(Data records)
======

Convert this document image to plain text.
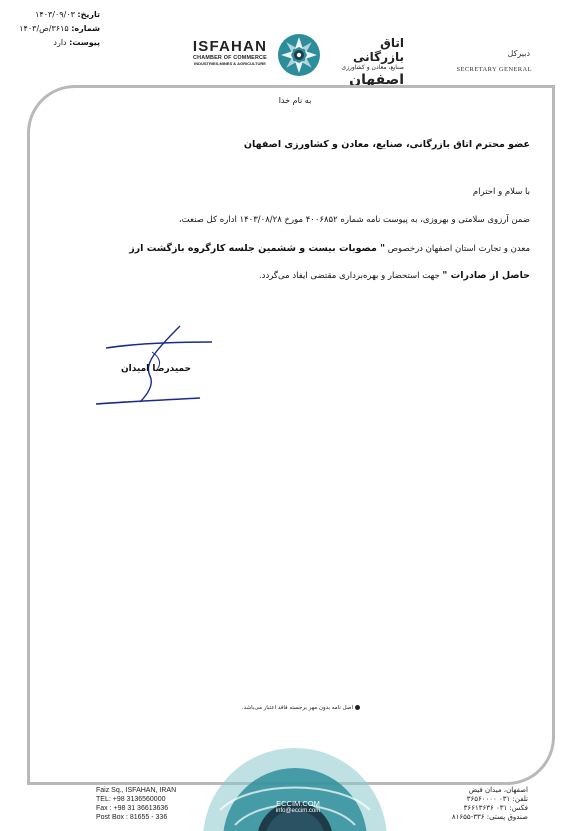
تاریخ: ۱۴۰۳/۰۹/۰۳
شماره: ۳۶۱۵/ص/۱۴۰۳
پیوست: دارد	ISFAHAN
CHAMBER OF COMMERCE
INDUSTRIES,MINES & AGRICULTURE
اتاق بازرگانی
صنایع، معادن و کشاورزی
اصفهان
دبیرکل
SECRETARY GENERAL
به نام خدا
عضو محترم اتاق بازرگانی، صنایع، معادن و کشاورزی اصفهان
با سلام و احترام
ضمن آرزوی سلامتی و بهروزی، به پیوست نامه شماره ۴۰۰۶۸۵۲ مورخ ۱۴۰۳/۰۸/۲۸ اداره کل صنعت،
معدن و تجارت استان اصفهان درخصوص " مصوبات بیست و ششمین جلسه کارگروه بازگشت ارز
حاصل از صادرات " جهت استحضار و بهره‌برداری مقتضی ایفاد می‌گردد.
حمیدرضا امیدان
اصل نامه بدون مهر برجسته فاقد اعتبار می‌باشد.
Faiz Sq., ISFAHAN, IRAN
TEL: +98 3136560000
Fax : +98 31 36613636
Post Box : 81655 - 336
ECCIM.COM
info@eccim.com
اصفهان، میدان فیض
تلفن: ۰۳۱ ۳۶۵۶۰۰۰۰
فکس: ۰۳۱ ۳۶۶۱۳۶۳۶
صندوق پستی: ۳۳۶-۸۱۶۵۵
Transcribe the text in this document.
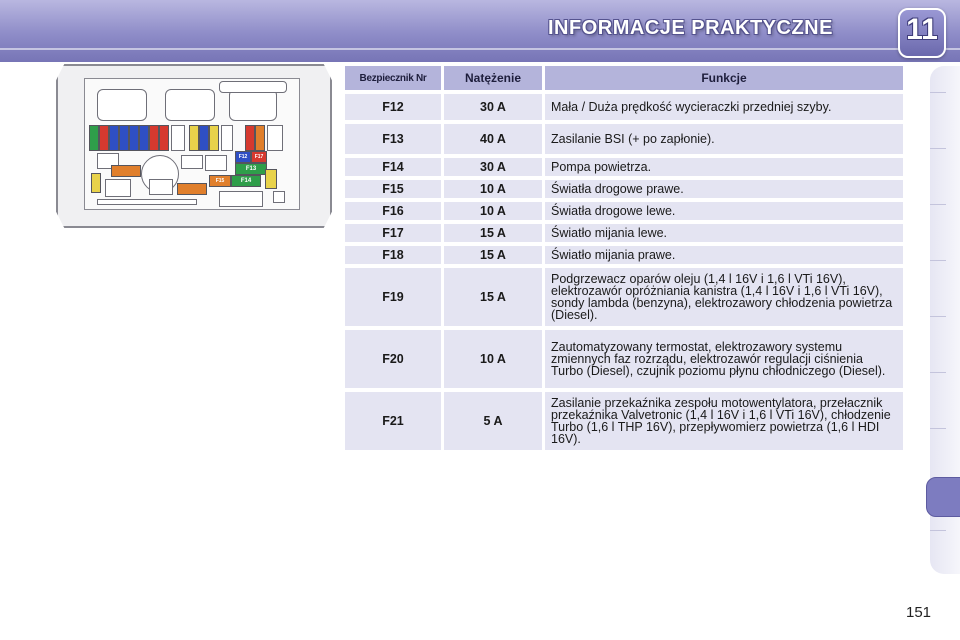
INFORMACJE PRAKTYCZNE 11
F12	F17
F13
F15	F14
Bezpiecznik Nr	Natężenie	Funkcje
F12	30 A	Mała / Duża prędkość wycieraczki przedniej szyby.
F13	40 A	Zasilanie BSI (+ po zapłonie).
F14	30 A	Pompa powietrza.
F15	10 A	Światła drogowe prawe.
F16	10 A	Światła drogowe lewe.
F17	15 A	Światło mijania lewe.
F18	15 A	Światło mijania prawe.
F19	15 A	Podgrzewacz oparów oleju (1,4 l 16V i 1,6 l VTi 16V), elektrozawór opróżniania kanistra (1,4 l 16V i 1,6 l VTi 16V), sondy lambda (benzyna), elektrozawory chłodzenia powietrza (Diesel).
F20	10 A	Zautomatyzowany termostat, elektrozawory systemu zmiennych faz rozrządu, elektrozawór regulacji ciśnienia Turbo (Diesel), czujnik poziomu płynu chłodniczego (Diesel).
F21	5 A	Zasilanie przekaźnika zespołu motowentylatora, przełacznik przekaźnika Valvetronic (1,4 l 16V i 1,6 l VTi 16V), chłodzenie Turbo (1,6 l THP 16V), przepływomierz powietrza (1,6 l HDI 16V).
151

======

Exercise description:
Identify the lines in the entries above that contain "اصفهان", then copy them out.

The output:
اصفهان
عضو محترم اتاق بازرگانی، صنایع، معادن و کشاورزی اصفهان
معدن و تجارت استان اصفهان درخصوص " مصوبات بیست و ششمین جلسه کارگروه بازگشت ارز
اصفهان، میدان فیض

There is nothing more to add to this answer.